→ **Exercise task**
Extract every line of the material that holds the string "เมษายน".

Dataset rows
= = = =

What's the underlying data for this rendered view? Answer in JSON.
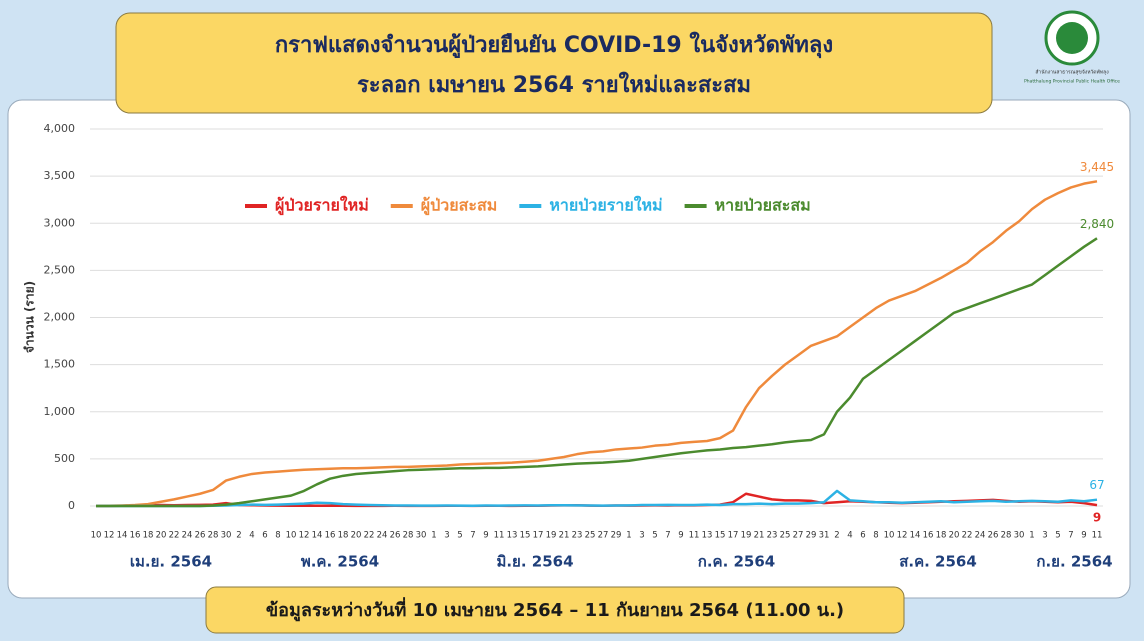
{
  "logo": {
    "text_th": "สำนักงานสาธารณสุขจังหวัดพัทลุง",
    "text_en": "Phatthalung Provincial Public Health Office"
  },
  "footer": "ข้อมูลระหว่างวันที่ 10 เมษายน 2564 – 11 กันยายน 2564 (11.00 น.)",
  "chart_data": {
    "type": "line",
    "title": "กราฟแสดงจำนวนผู้ป่วยยืนยัน COVID-19 ในจังหวัดพัทลุง",
    "subtitle": "ระลอก เมษายน 2564 รายใหม่และสะสม",
    "y_label": "จำนวน (ราย)",
    "months": [
      "เม.ย. 2564",
      "พ.ค. 2564",
      "มิ.ย. 2564",
      "ก.ค. 2564",
      "ส.ค. 2564",
      "ก.ย. 2564"
    ],
    "categories": [
      "10",
      "12",
      "14",
      "16",
      "18",
      "20",
      "22",
      "24",
      "26",
      "28",
      "30",
      "2",
      "4",
      "6",
      "8",
      "10",
      "12",
      "14",
      "16",
      "18",
      "20",
      "22",
      "24",
      "26",
      "28",
      "30",
      "1",
      "3",
      "5",
      "7",
      "9",
      "11",
      "13",
      "15",
      "17",
      "19",
      "21",
      "23",
      "25",
      "27",
      "29",
      "1",
      "3",
      "5",
      "7",
      "9",
      "11",
      "13",
      "15",
      "17",
      "19",
      "21",
      "23",
      "25",
      "27",
      "29",
      "31",
      "2",
      "4",
      "6",
      "8",
      "10",
      "12",
      "14",
      "16",
      "18",
      "20",
      "22",
      "24",
      "26",
      "28",
      "30",
      "1",
      "3",
      "5",
      "7",
      "9",
      "11"
    ],
    "ylim": [
      0,
      4000
    ],
    "yticks": [
      0,
      500,
      {
        "value": 1000,
        "label": "1,000"
      },
      {
        "value": 1500,
        "label": "1,500"
      },
      {
        "value": 2000,
        "label": "2,000"
      },
      {
        "value": 2500,
        "label": "2,500"
      },
      {
        "value": 3000,
        "label": "3,000"
      },
      {
        "value": 3500,
        "label": "3,500"
      },
      {
        "value": 4000,
        "label": "4,000"
      }
    ],
    "grid": true,
    "series": [
      {
        "name": "ผู้ป่วยรายใหม่",
        "color": "#e02424",
        "values": [
          0,
          0,
          2,
          3,
          5,
          10,
          8,
          10,
          12,
          15,
          30,
          10,
          8,
          5,
          4,
          3,
          3,
          2,
          2,
          2,
          1,
          1,
          1,
          2,
          1,
          1,
          1,
          2,
          2,
          1,
          2,
          2,
          1,
          2,
          3,
          5,
          6,
          8,
          4,
          3,
          5,
          4,
          5,
          6,
          5,
          8,
          6,
          10,
          15,
          40,
          130,
          100,
          70,
          60,
          60,
          55,
          30,
          40,
          50,
          45,
          40,
          35,
          30,
          35,
          40,
          45,
          50,
          55,
          60,
          65,
          55,
          45,
          50,
          45,
          40,
          45,
          30,
          9
        ]
      },
      {
        "name": "ผู้ป่วยสะสม",
        "color": "#ef8a3c",
        "end_label": "3,445",
        "values": [
          0,
          2,
          5,
          10,
          20,
          45,
          70,
          100,
          130,
          170,
          270,
          310,
          340,
          355,
          365,
          375,
          385,
          390,
          395,
          400,
          400,
          405,
          410,
          415,
          415,
          420,
          425,
          430,
          440,
          445,
          450,
          455,
          460,
          470,
          480,
          500,
          520,
          550,
          570,
          580,
          600,
          610,
          620,
          640,
          650,
          670,
          680,
          690,
          720,
          800,
          1050,
          1250,
          1380,
          1500,
          1600,
          1700,
          1750,
          1800,
          1900,
          2000,
          2100,
          2180,
          2230,
          2280,
          2350,
          2420,
          2500,
          2580,
          2700,
          2800,
          2920,
          3020,
          3150,
          3250,
          3320,
          3380,
          3420,
          3445
        ]
      },
      {
        "name": "หายป่วยรายใหม่",
        "color": "#2cb2e4",
        "values": [
          0,
          0,
          0,
          0,
          0,
          0,
          0,
          0,
          0,
          3,
          5,
          10,
          15,
          12,
          15,
          20,
          25,
          35,
          30,
          20,
          15,
          10,
          8,
          5,
          5,
          4,
          4,
          5,
          4,
          3,
          5,
          4,
          5,
          6,
          5,
          8,
          8,
          6,
          5,
          4,
          5,
          6,
          10,
          10,
          12,
          10,
          10,
          15,
          10,
          20,
          20,
          25,
          20,
          25,
          25,
          30,
          40,
          160,
          60,
          50,
          40,
          40,
          35,
          40,
          45,
          50,
          40,
          45,
          50,
          55,
          45,
          50,
          55,
          50,
          45,
          60,
          50,
          67
        ]
      },
      {
        "name": "หายป่วยสะสม",
        "color": "#4b8b2e",
        "end_label": "2,840",
        "values": [
          0,
          0,
          0,
          0,
          0,
          0,
          0,
          0,
          0,
          5,
          15,
          30,
          50,
          70,
          90,
          110,
          160,
          230,
          290,
          320,
          340,
          350,
          360,
          370,
          380,
          385,
          390,
          395,
          400,
          400,
          405,
          405,
          410,
          415,
          420,
          430,
          440,
          450,
          455,
          460,
          470,
          480,
          500,
          520,
          540,
          560,
          575,
          590,
          600,
          615,
          625,
          640,
          655,
          675,
          690,
          700,
          760,
          1000,
          1150,
          1350,
          1450,
          1550,
          1650,
          1750,
          1850,
          1950,
          2050,
          2100,
          2150,
          2200,
          2250,
          2300,
          2350,
          2450,
          2550,
          2650,
          2750,
          2840
        ]
      }
    ]
  }
}
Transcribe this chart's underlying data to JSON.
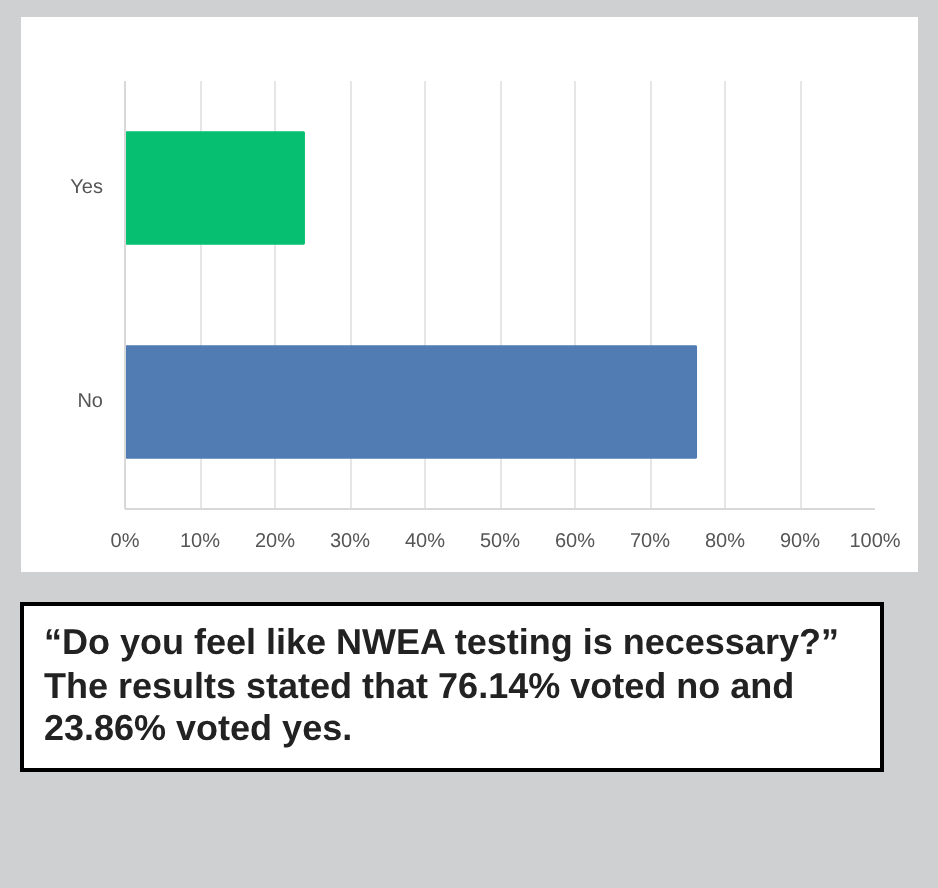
{
  "chart_data": {
    "type": "bar",
    "orientation": "horizontal",
    "categories": [
      "Yes",
      "No"
    ],
    "values": [
      23.86,
      76.14
    ],
    "colors": [
      "#06bf71",
      "#507cb3"
    ],
    "xlim": [
      0,
      100
    ],
    "xticks": [
      {
        "value": 0,
        "label": "0%"
      },
      {
        "value": 10,
        "label": "10%"
      },
      {
        "value": 20,
        "label": "20%"
      },
      {
        "value": 30,
        "label": "30%"
      },
      {
        "value": 40,
        "label": "40%"
      },
      {
        "value": 50,
        "label": "50%"
      },
      {
        "value": 60,
        "label": "60%"
      },
      {
        "value": 70,
        "label": "70%"
      },
      {
        "value": 80,
        "label": "80%"
      },
      {
        "value": 90,
        "label": "90%"
      },
      {
        "value": 100,
        "label": "100%"
      }
    ],
    "grid": "x",
    "annotations": [
      "“Do you feel like NWEA testing is necessary?” The results stated that 76.14% voted no and 23.86% voted yes."
    ]
  }
}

= = = =

→ **Answer to this task**
  "footer": "ข้อมูลระหว่างวันที่ 10 เมษายน 2564 – 11 กันยายน 2564 (11.00 น.)",
    "subtitle": "ระลอก เมษายน 2564 รายใหม่และสะสม",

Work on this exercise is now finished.